Copy out the listing that follows exactly, dropping every picture.

*-*-*

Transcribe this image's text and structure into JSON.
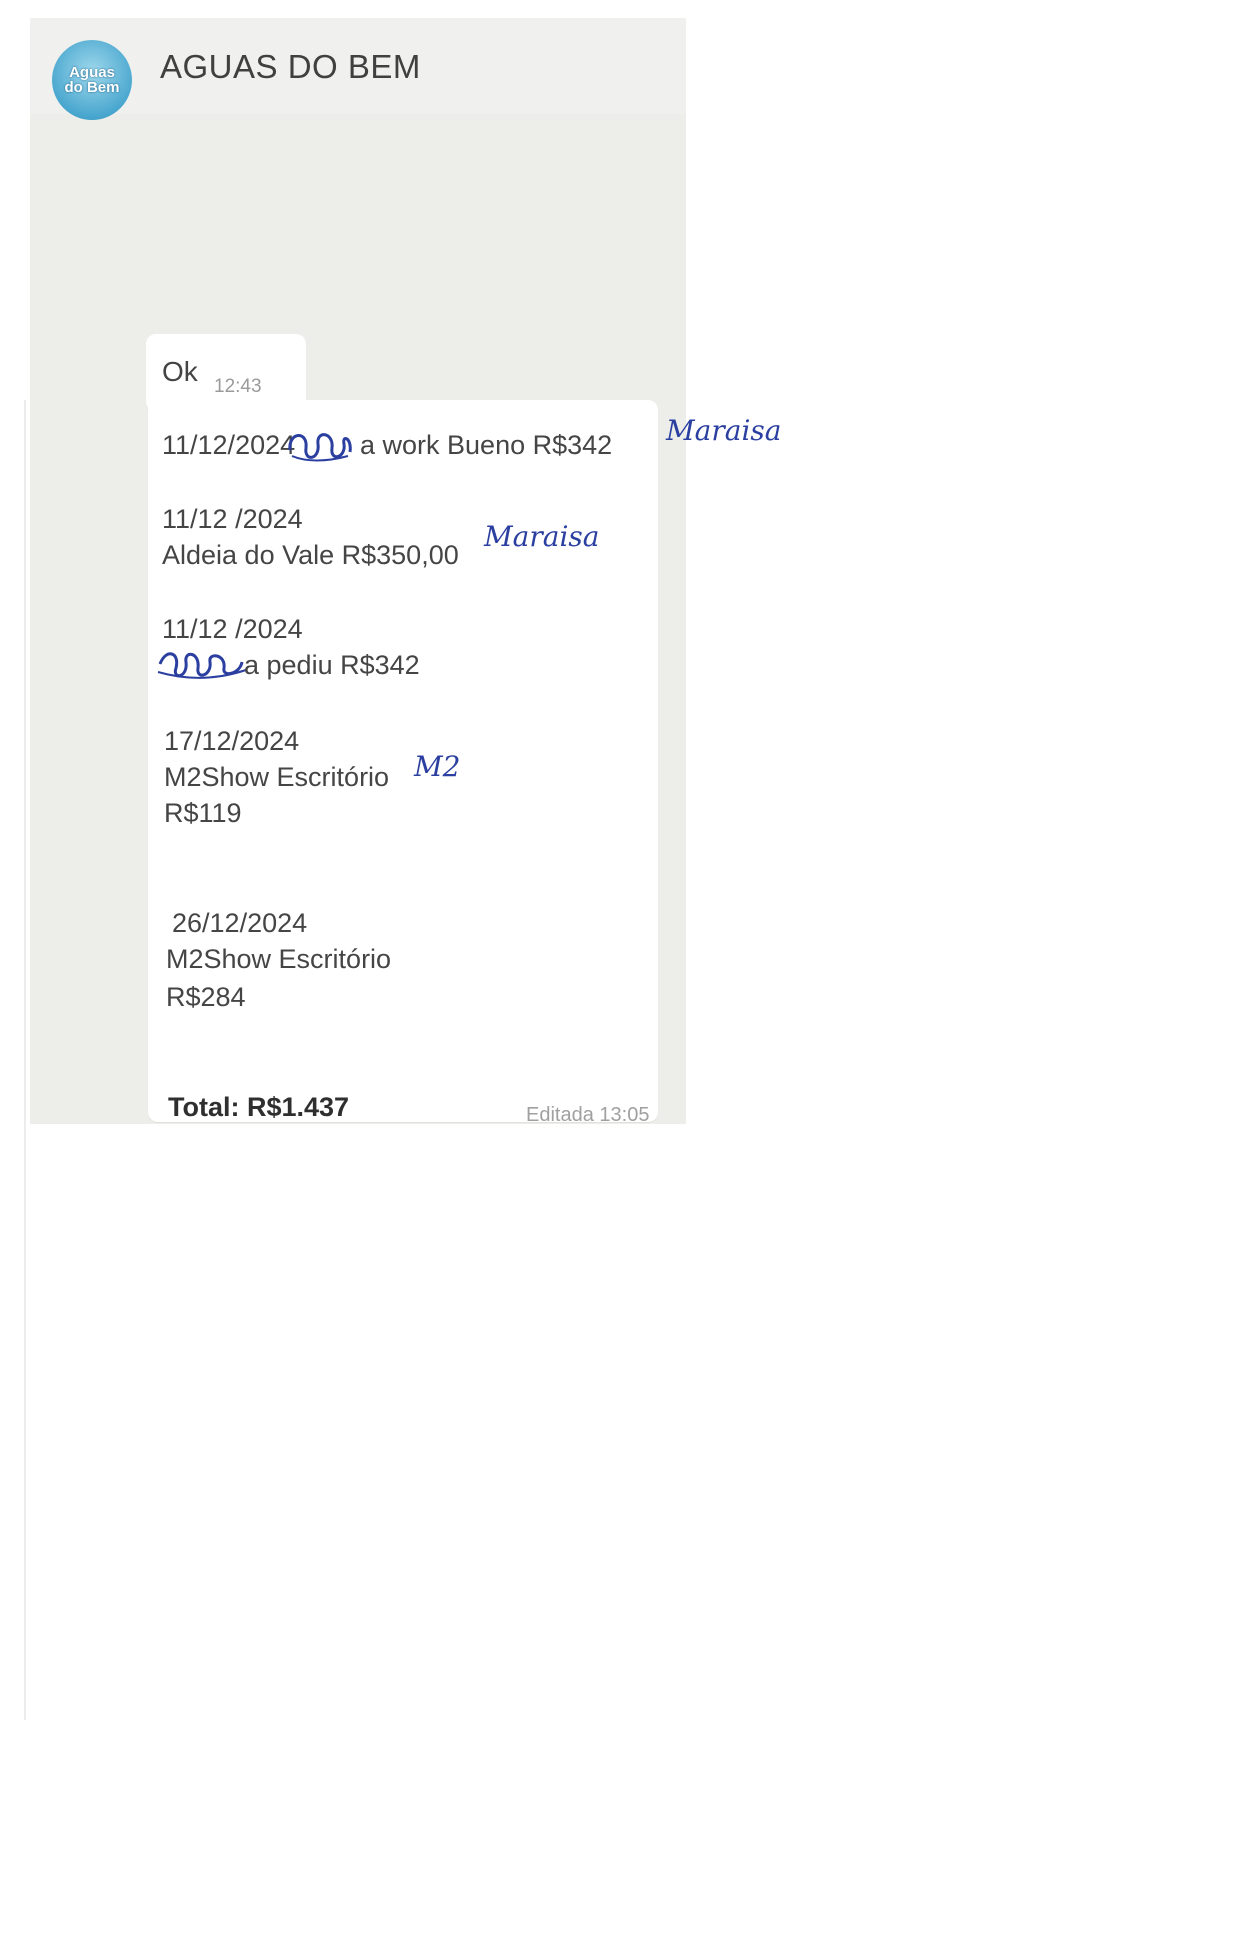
{
  "header": {
    "title": "AGUAS DO BEM",
    "avatar_line1": "Aguas",
    "avatar_line2": "do Bem"
  },
  "messages": {
    "ok": {
      "text": "Ok",
      "time": "12:43"
    },
    "main": {
      "lines": [
        "11/12/2024",
        "a work Bueno  R$342",
        "11/12 /2024",
        "Aldeia do Vale R$350,00",
        "11/12 /2024",
        "a pediu  R$342",
        "17/12/2024",
        "M2Show Escritório",
        "R$119",
        "26/12/2024",
        "M2Show Escritório",
        "R$284"
      ],
      "total": "Total: R$1.437",
      "edited_time": "Editada 13:05"
    }
  },
  "annotations": {
    "handwritten_1": "Maraisa",
    "handwritten_2": "Maraisa",
    "handwritten_3": "M2"
  },
  "colors": {
    "chat_background": "#ededea",
    "bubble": "#ffffff",
    "ink": "#2b3fa0",
    "avatar": "#4aa7cf"
  }
}
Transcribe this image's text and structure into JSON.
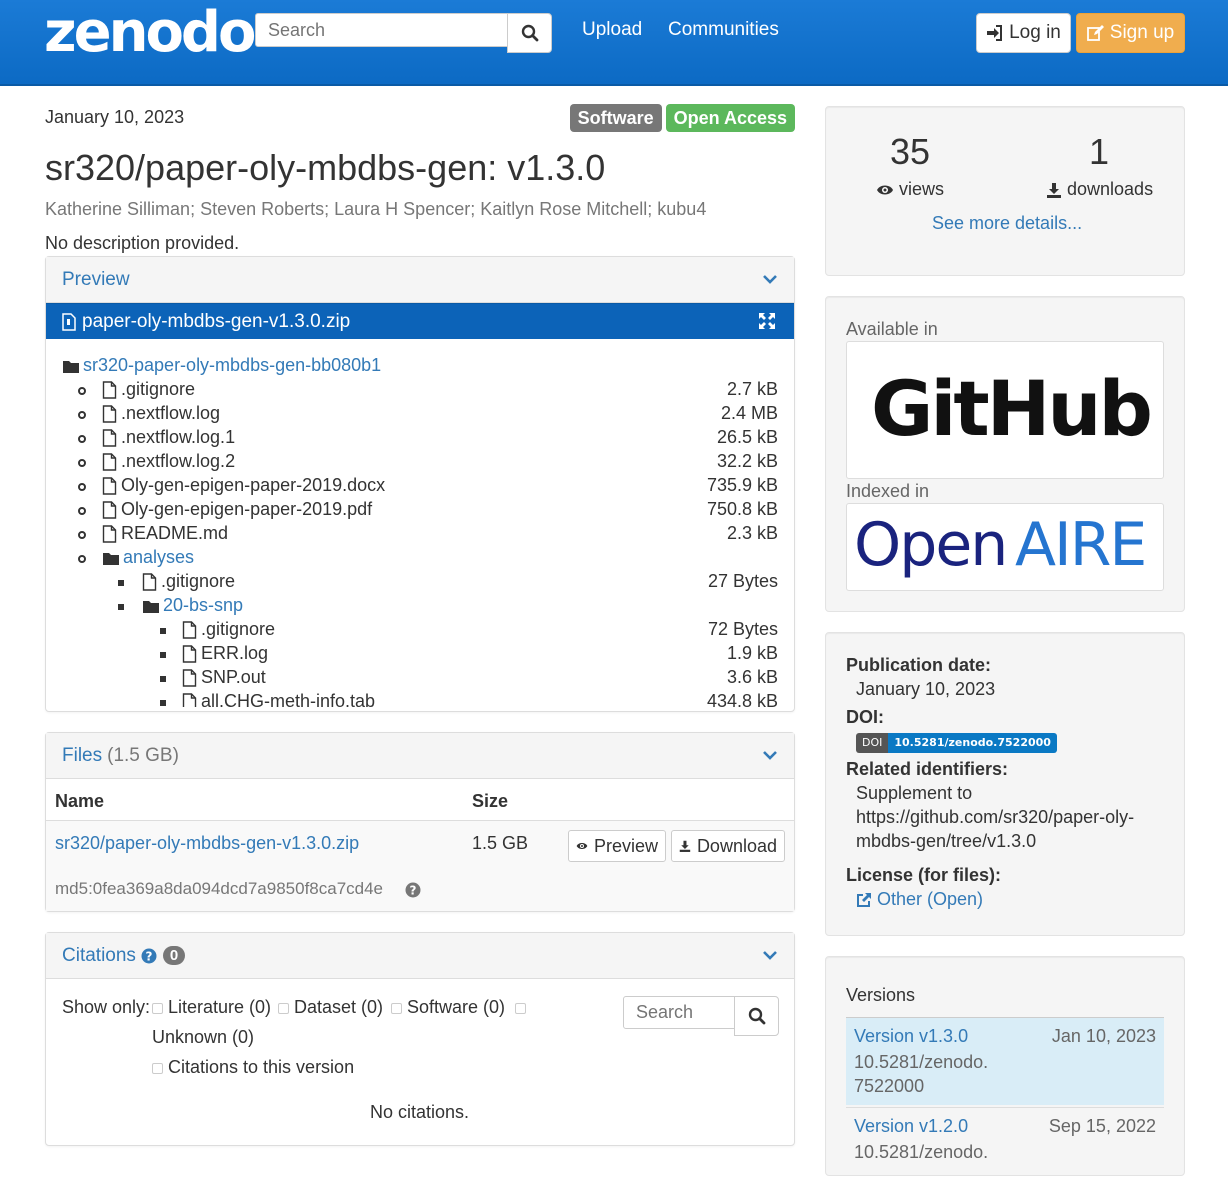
{
  "navbar": {
    "logo": "zenodo",
    "search_placeholder": "Search",
    "links": [
      "Upload",
      "Communities"
    ],
    "login_label": "Log in",
    "signup_label": "Sign up"
  },
  "record": {
    "date": "January 10, 2023",
    "labels": [
      "Software",
      "Open Access"
    ],
    "title": "sr320/paper-oly-mbdbs-gen: v1.3.0",
    "authors": "Katherine Silliman; Steven Roberts; Laura H Spencer; Kaitlyn Rose Mitchell; kubu4",
    "description": "No description provided."
  },
  "preview": {
    "heading": "Preview",
    "file": "paper-oly-mbdbs-gen-v1.3.0.zip",
    "tree": [
      {
        "name": "sr320-paper-oly-mbdbs-gen-bb080b1",
        "type": "folder",
        "level": 0,
        "size": ""
      },
      {
        "name": ".gitignore",
        "type": "file",
        "level": 1,
        "size": "2.7 kB"
      },
      {
        "name": ".nextflow.log",
        "type": "file",
        "level": 1,
        "size": "2.4 MB"
      },
      {
        "name": ".nextflow.log.1",
        "type": "file",
        "level": 1,
        "size": "26.5 kB"
      },
      {
        "name": ".nextflow.log.2",
        "type": "file",
        "level": 1,
        "size": "32.2 kB"
      },
      {
        "name": "Oly-gen-epigen-paper-2019.docx",
        "type": "file",
        "level": 1,
        "size": "735.9 kB"
      },
      {
        "name": "Oly-gen-epigen-paper-2019.pdf",
        "type": "file",
        "level": 1,
        "size": "750.8 kB"
      },
      {
        "name": "README.md",
        "type": "file",
        "level": 1,
        "size": "2.3 kB"
      },
      {
        "name": "analyses",
        "type": "folder",
        "level": 1,
        "size": ""
      },
      {
        "name": ".gitignore",
        "type": "file",
        "level": 2,
        "size": "27 Bytes"
      },
      {
        "name": "20-bs-snp",
        "type": "folder",
        "level": 2,
        "size": ""
      },
      {
        "name": ".gitignore",
        "type": "file",
        "level": 3,
        "size": "72 Bytes"
      },
      {
        "name": "ERR.log",
        "type": "file",
        "level": 3,
        "size": "1.9 kB"
      },
      {
        "name": "SNP.out",
        "type": "file",
        "level": 3,
        "size": "3.6 kB"
      },
      {
        "name": "all.CHG-meth-info.tab",
        "type": "file",
        "level": 3,
        "size": "434.8 kB"
      }
    ]
  },
  "files": {
    "heading": "Files",
    "total": "(1.5 GB)",
    "col_name": "Name",
    "col_size": "Size",
    "row": {
      "name": "sr320/paper-oly-mbdbs-gen-v1.3.0.zip",
      "size": "1.5 GB",
      "md5": "md5:0fea369a8da094dcd7a9850f8ca7cd4e",
      "preview_label": "Preview",
      "download_label": "Download"
    }
  },
  "citations": {
    "heading": "Citations",
    "count": "0",
    "show_only": "Show only:",
    "filters": [
      "Literature (0)",
      "Dataset (0)",
      "Software (0)",
      "Unknown (0)",
      "Citations to this version"
    ],
    "search_placeholder": "Search",
    "empty": "No citations."
  },
  "stats": {
    "views": "35",
    "views_label": "views",
    "downloads": "1",
    "downloads_label": "downloads",
    "more": "See more details..."
  },
  "availability": {
    "available_in": "Available in",
    "github": "GitHub",
    "indexed_in": "Indexed in",
    "openaire_1": "Open",
    "openaire_2": "AIRE"
  },
  "metadata": {
    "pub_date_label": "Publication date:",
    "pub_date": "January 10, 2023",
    "doi_label": "DOI:",
    "doi_badge_a": "DOI",
    "doi_badge_b": "10.5281/zenodo.7522000",
    "related_label": "Related identifiers:",
    "related_type": "Supplement to",
    "related_url_1": "https://github.com/sr320/paper-oly-",
    "related_url_2": "mbdbs-gen/tree/v1.3.0",
    "license_label": "License (for files):",
    "license": "Other (Open)"
  },
  "versions": {
    "heading": "Versions",
    "items": [
      {
        "version": "Version v1.3.0",
        "date": "Jan 10, 2023",
        "id1": "10.5281/zenodo.",
        "id2": "7522000"
      },
      {
        "version": "Version v1.2.0",
        "date": "Sep 15, 2022",
        "id1": "10.5281/zenodo.",
        "id2": ""
      }
    ]
  },
  "colors": {
    "navbar": "#0c6ac4",
    "link": "#337ab7",
    "open_access": "#5cb85c",
    "software": "#777777",
    "signup": "#f0ad4e"
  }
}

*-*-*

Response >>
Transcribe this image's text and structure into JSON.
{
  "header": {
    "title": "AGUAS DO BEM",
    "avatar_line1": "Aguas",
    "avatar_line2": "do Bem"
  },
  "messages": {
    "ok": {
      "text": "Ok",
      "time": "12:43"
    },
    "main": {
      "lines": [
        "11/12/2024",
        "a work Bueno  R$342",
        "11/12 /2024",
        "Aldeia do Vale R$350,00",
        "11/12 /2024",
        "a pediu  R$342",
        "17/12/2024",
        "M2Show Escritório",
        "R$119",
        "26/12/2024",
        "M2Show Escritório",
        "R$284"
      ],
      "total": "Total: R$1.437",
      "edited_time": "Editada 13:05"
    }
  },
  "annotations": {
    "handwritten_1": "Maraisa",
    "handwritten_2": "Maraisa",
    "handwritten_3": "M2"
  },
  "colors": {
    "chat_background": "#ededea",
    "bubble": "#ffffff",
    "ink": "#2b3fa0",
    "avatar": "#4aa7cf"
  }
}
Transcribe this image's text and structure into JSON.
{
  "navbar": {
    "logo": "zenodo",
    "search_placeholder": "Search",
    "links": [
      "Upload",
      "Communities"
    ],
    "login_label": "Log in",
    "signup_label": "Sign up"
  },
  "record": {
    "date": "January 10, 2023",
    "labels": [
      "Software",
      "Open Access"
    ],
    "title": "sr320/paper-oly-mbdbs-gen: v1.3.0",
    "authors": "Katherine Silliman; Steven Roberts; Laura H Spencer; Kaitlyn Rose Mitchell; kubu4",
    "description": "No description provided."
  },
  "preview": {
    "heading": "Preview",
    "file": "paper-oly-mbdbs-gen-v1.3.0.zip",
    "tree": [
      {
        "name": "sr320-paper-oly-mbdbs-gen-bb080b1",
        "type": "folder",
        "level": 0,
        "size": ""
      },
      {
        "name": ".gitignore",
        "type": "file",
        "level": 1,
        "size": "2.7 kB"
      },
      {
        "name": ".nextflow.log",
        "type": "file",
        "level": 1,
        "size": "2.4 MB"
      },
      {
        "name": ".nextflow.log.1",
        "type": "file",
        "level": 1,
        "size": "26.5 kB"
      },
      {
        "name": ".nextflow.log.2",
        "type": "file",
        "level": 1,
        "size": "32.2 kB"
      },
      {
        "name": "Oly-gen-epigen-paper-2019.docx",
        "type": "file",
        "level": 1,
        "size": "735.9 kB"
      },
      {
        "name": "Oly-gen-epigen-paper-2019.pdf",
        "type": "file",
        "level": 1,
        "size": "750.8 kB"
      },
      {
        "name": "README.md",
        "type": "file",
        "level": 1,
        "size": "2.3 kB"
      },
      {
        "name": "analyses",
        "type": "folder",
        "level": 1,
        "size": ""
      },
      {
        "name": ".gitignore",
        "type": "file",
        "level": 2,
        "size": "27 Bytes"
      },
      {
        "name": "20-bs-snp",
        "type": "folder",
        "level": 2,
        "size": ""
      },
      {
        "name": ".gitignore",
        "type": "file",
        "level": 3,
        "size": "72 Bytes"
      },
      {
        "name": "ERR.log",
        "type": "file",
        "level": 3,
        "size": "1.9 kB"
      },
      {
        "name": "SNP.out",
        "type": "file",
        "level": 3,
        "size": "3.6 kB"
      },
      {
        "name": "all.CHG-meth-info.tab",
        "type": "file",
        "level": 3,
        "size": "434.8 kB"
      }
    ]
  },
  "files": {
    "heading": "Files",
    "total": "(1.5 GB)",
    "col_name": "Name",
    "col_size": "Size",
    "row": {
      "name": "sr320/paper-oly-mbdbs-gen-v1.3.0.zip",
      "size": "1.5 GB",
      "md5": "md5:0fea369a8da094dcd7a9850f8ca7cd4e",
      "preview_label": "Preview",
      "download_label": "Download"
    }
  },
  "citations": {
    "heading": "Citations",
    "count": "0",
    "show_only": "Show only:",
    "filters": [
      "Literature (0)",
      "Dataset (0)",
      "Software (0)",
      "Unknown (0)",
      "Citations to this version"
    ],
    "search_placeholder": "Search",
    "empty": "No citations."
  },
  "stats": {
    "views": "35",
    "views_label": "views",
    "downloads": "1",
    "downloads_label": "downloads",
    "more": "See more details..."
  },
  "availability": {
    "available_in": "Available in",
    "github": "GitHub",
    "indexed_in": "Indexed in",
    "openaire_1": "Open",
    "openaire_2": "AIRE"
  },
  "metadata": {
    "pub_date_label": "Publication date:",
    "pub_date": "January 10, 2023",
    "doi_label": "DOI:",
    "doi_badge_a": "DOI",
    "doi_badge_b": "10.5281/zenodo.7522000",
    "related_label": "Related identifiers:",
    "related_type": "Supplement to",
    "related_url_1": "https://github.com/sr320/paper-oly-",
    "related_url_2": "mbdbs-gen/tree/v1.3.0",
    "license_label": "License (for files):",
    "license": "Other (Open)"
  },
  "versions": {
    "heading": "Versions",
    "items": [
      {
        "version": "Version v1.3.0",
        "date": "Jan 10, 2023",
        "id1": "10.5281/zenodo.",
        "id2": "7522000"
      },
      {
        "version": "Version v1.2.0",
        "date": "Sep 15, 2022",
        "id1": "10.5281/zenodo.",
        "id2": ""
      }
    ]
  },
  "colors": {
    "navbar": "#0c6ac4",
    "link": "#337ab7",
    "open_access": "#5cb85c",
    "software": "#777777",
    "signup": "#f0ad4e"
  }
}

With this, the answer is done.